● TO BE DONE: Reproduce the entries below word for word, from the very first line through the line that contains "legend-label: 105°C (164, 94, 203, 110)", with both of those lines included.
— Start —
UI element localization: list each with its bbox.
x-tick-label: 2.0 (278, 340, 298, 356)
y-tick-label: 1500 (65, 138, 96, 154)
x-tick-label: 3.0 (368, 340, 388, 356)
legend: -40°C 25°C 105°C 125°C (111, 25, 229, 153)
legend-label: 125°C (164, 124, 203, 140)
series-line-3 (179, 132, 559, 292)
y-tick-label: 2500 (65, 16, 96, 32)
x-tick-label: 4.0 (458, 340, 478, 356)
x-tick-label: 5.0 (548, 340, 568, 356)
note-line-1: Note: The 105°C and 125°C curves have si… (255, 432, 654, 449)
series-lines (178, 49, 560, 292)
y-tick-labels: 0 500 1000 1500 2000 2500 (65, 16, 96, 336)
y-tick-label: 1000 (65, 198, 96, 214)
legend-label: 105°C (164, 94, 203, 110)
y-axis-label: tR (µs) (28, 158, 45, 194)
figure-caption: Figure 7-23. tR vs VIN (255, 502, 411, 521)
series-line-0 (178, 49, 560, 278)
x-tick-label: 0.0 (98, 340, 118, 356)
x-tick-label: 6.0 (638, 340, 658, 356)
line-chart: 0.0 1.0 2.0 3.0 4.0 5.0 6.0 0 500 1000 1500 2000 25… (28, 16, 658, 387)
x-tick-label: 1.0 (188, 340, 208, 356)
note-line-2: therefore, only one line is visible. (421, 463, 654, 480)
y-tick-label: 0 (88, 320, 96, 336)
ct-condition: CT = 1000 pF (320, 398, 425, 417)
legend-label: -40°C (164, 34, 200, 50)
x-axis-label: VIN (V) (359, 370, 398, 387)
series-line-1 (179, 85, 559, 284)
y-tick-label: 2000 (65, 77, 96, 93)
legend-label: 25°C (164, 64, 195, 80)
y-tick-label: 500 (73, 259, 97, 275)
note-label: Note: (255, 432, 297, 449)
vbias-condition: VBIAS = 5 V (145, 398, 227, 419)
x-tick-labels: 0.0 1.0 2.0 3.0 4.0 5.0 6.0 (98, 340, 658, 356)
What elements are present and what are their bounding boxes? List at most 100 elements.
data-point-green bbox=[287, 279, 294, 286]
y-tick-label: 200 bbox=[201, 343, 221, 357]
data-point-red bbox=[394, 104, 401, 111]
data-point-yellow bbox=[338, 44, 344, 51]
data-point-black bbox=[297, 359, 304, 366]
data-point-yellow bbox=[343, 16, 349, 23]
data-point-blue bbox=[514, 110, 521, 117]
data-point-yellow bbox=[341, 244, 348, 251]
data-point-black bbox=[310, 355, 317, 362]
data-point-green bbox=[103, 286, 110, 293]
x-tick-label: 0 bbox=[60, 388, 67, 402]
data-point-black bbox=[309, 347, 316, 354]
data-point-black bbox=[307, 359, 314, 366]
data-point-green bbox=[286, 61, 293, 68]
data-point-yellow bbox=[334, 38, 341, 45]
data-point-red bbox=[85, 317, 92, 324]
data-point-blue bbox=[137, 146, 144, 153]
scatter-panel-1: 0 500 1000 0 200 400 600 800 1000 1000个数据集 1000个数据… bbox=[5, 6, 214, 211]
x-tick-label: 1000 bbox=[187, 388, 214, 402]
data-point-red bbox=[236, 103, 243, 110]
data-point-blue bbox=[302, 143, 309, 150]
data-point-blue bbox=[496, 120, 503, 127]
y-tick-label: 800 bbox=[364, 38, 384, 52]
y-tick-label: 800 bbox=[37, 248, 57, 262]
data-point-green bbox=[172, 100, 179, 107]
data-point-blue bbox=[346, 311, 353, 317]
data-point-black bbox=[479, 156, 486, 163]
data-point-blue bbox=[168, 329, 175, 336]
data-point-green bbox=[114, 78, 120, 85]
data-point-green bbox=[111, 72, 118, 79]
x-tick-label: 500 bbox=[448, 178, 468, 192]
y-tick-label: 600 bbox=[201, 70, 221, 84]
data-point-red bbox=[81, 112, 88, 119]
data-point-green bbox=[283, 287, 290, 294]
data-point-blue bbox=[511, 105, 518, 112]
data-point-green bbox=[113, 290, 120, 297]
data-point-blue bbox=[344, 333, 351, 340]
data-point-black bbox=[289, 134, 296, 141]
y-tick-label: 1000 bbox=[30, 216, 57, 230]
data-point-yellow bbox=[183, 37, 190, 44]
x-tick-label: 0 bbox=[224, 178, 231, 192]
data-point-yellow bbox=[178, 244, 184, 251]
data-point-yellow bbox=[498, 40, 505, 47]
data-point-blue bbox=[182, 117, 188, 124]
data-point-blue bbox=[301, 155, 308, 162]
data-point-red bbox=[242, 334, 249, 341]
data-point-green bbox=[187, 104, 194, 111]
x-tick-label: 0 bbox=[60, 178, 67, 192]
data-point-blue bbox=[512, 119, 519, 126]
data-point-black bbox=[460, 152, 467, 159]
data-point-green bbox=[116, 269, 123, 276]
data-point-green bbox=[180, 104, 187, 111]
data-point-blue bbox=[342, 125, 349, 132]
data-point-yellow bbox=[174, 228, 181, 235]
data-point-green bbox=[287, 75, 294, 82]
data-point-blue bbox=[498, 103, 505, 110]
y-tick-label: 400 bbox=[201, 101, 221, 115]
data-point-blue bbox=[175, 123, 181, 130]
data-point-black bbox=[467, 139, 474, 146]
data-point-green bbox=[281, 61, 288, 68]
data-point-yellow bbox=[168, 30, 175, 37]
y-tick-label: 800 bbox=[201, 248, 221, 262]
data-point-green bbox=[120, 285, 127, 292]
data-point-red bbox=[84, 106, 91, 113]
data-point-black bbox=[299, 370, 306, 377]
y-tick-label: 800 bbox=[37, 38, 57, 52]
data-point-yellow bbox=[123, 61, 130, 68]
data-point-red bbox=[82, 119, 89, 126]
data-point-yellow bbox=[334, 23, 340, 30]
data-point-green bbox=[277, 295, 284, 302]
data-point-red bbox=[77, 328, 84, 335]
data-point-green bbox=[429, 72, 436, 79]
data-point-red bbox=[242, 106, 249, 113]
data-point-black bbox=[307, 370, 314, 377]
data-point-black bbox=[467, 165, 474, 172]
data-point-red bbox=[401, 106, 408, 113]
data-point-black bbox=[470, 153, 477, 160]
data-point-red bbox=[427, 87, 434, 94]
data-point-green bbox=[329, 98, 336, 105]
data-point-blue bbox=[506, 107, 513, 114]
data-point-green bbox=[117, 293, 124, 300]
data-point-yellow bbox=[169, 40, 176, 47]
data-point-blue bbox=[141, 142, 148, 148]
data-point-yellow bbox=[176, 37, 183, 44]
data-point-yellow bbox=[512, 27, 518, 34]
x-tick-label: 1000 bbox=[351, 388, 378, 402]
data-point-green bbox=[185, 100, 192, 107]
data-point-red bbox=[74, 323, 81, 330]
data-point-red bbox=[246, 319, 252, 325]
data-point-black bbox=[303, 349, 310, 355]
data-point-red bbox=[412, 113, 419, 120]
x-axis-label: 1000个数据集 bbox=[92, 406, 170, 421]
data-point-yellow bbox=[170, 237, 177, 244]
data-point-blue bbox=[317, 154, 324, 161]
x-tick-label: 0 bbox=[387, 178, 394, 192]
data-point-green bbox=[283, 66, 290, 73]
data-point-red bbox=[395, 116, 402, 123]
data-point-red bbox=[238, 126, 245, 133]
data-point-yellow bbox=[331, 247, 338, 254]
— End —
● EXPECTED ANSWER:
UI element localization: list each with its bbox.
x-tick-label: 2.0 (278, 340, 298, 356)
y-tick-label: 1500 (65, 138, 96, 154)
x-tick-label: 3.0 (368, 340, 388, 356)
legend: -40°C 25°C 105°C 125°C (111, 25, 229, 153)
legend-label: 125°C (164, 124, 203, 140)
series-line-3 (179, 132, 559, 292)
y-tick-label: 2500 (65, 16, 96, 32)
x-tick-label: 4.0 (458, 340, 478, 356)
x-tick-label: 5.0 (548, 340, 568, 356)
note-line-1: Note: The 105°C and 125°C curves have si… (255, 432, 654, 449)
series-lines (178, 49, 560, 292)
y-tick-labels: 0 500 1000 1500 2000 2500 (65, 16, 96, 336)
y-tick-label: 1000 (65, 198, 96, 214)
legend-label: 105°C (164, 94, 203, 110)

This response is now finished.